#### WORK TO COMPLETE:
State the number of lines in these records holding "title". Say nothing more.

#### TASK DATA:
·····
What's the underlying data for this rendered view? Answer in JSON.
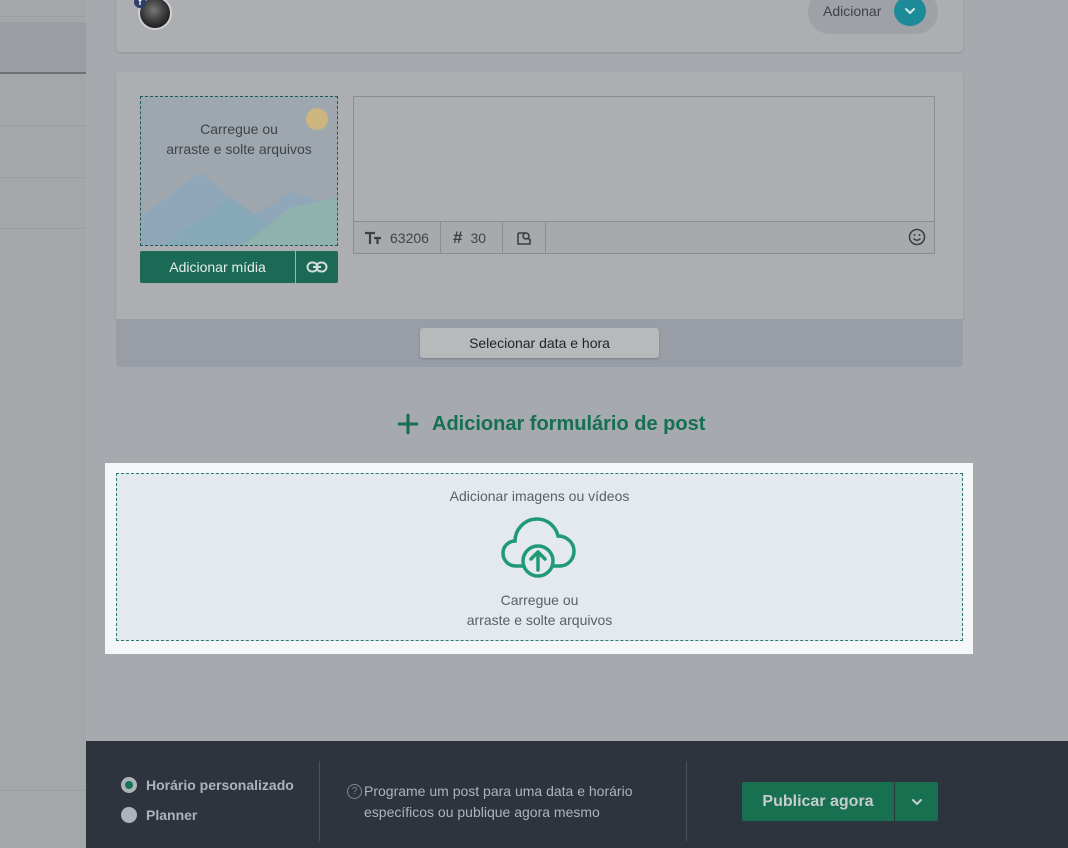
{
  "composer": {
    "add_pill_label": "Adicionar",
    "dropzone_small_text_line1": "Carregue ou",
    "dropzone_small_text_line2": "arraste e solte arquivos",
    "add_media_label": "Adicionar mídia",
    "char_count": "63206",
    "hashtag_count": "30",
    "select_date_label": "Selecionar data e hora"
  },
  "add_form_label": "Adicionar formulário de post",
  "media_dropzone": {
    "title": "Adicionar imagens ou vídeos",
    "hint_line1": "Carregue ou",
    "hint_line2": "arraste e solte arquivos"
  },
  "footer": {
    "option_custom": "Horário personalizado",
    "option_planner": "Planner",
    "selected_option": "Horário personalizado",
    "help_line1": "Programe um post para uma data e horário",
    "help_line2": "específicos ou publique agora mesmo",
    "publish_label": "Publicar agora"
  },
  "colors": {
    "accent_green": "#17704f",
    "accent_teal": "#1d8a97",
    "footer_bg": "#2d343d",
    "highlight_bg": "#f4f6f8"
  },
  "icons": [
    "facebook-badge-icon",
    "chevron-down-icon",
    "link-icon",
    "text-size-icon",
    "hashtag-icon",
    "image-search-icon",
    "emoji-icon",
    "plus-icon",
    "cloud-upload-icon",
    "help-icon"
  ]
}
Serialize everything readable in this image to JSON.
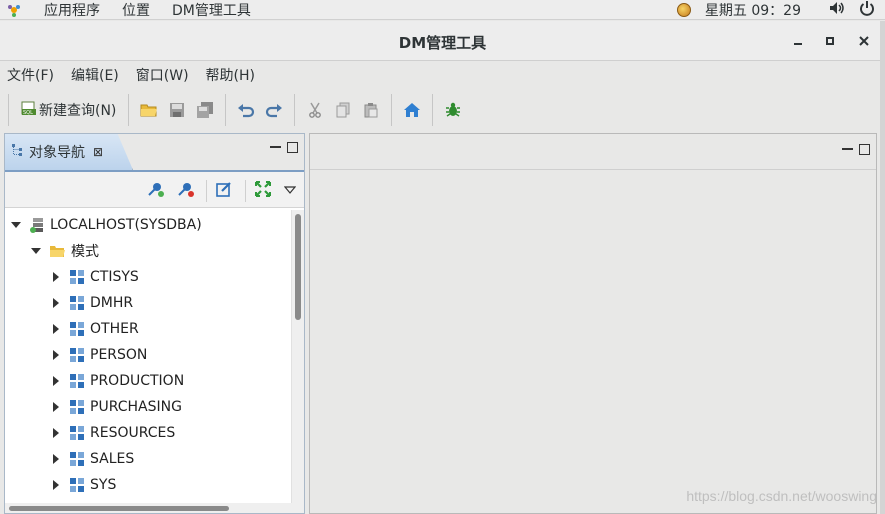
{
  "topbar": {
    "menus": [
      "应用程序",
      "位置",
      "DM管理工具"
    ],
    "clock": "星期五 09：29",
    "icons": [
      "app-logo-icon",
      "weather-icon",
      "volume-icon",
      "power-icon"
    ]
  },
  "window": {
    "title": "DM管理工具",
    "controls": [
      "minimize-icon",
      "maximize-icon",
      "close-icon"
    ]
  },
  "menubar": [
    "文件(F)",
    "编辑(E)",
    "窗口(W)",
    "帮助(H)"
  ],
  "toolbar": {
    "new_query_label": "新建查询(N)",
    "icons": [
      "sql-icon",
      "open-folder-icon",
      "save-icon",
      "save-all-icon",
      "undo-icon",
      "redo-icon",
      "cut-icon",
      "copy-icon",
      "paste-icon",
      "home-icon",
      "debug-icon"
    ]
  },
  "navigator": {
    "tab_label": "对象导航",
    "tab_close": "⊠",
    "tool_icons": [
      "connect-icon",
      "disconnect-icon",
      "edit-icon",
      "expand-icon",
      "dropdown-icon"
    ],
    "root": "LOCALHOST(SYSDBA)",
    "folder": "模式",
    "schemas": [
      "CTISYS",
      "DMHR",
      "OTHER",
      "PERSON",
      "PRODUCTION",
      "PURCHASING",
      "RESOURCES",
      "SALES",
      "SYS"
    ]
  },
  "watermark": "https://blog.csdn.net/wooswing"
}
·····
#### RESULT:
2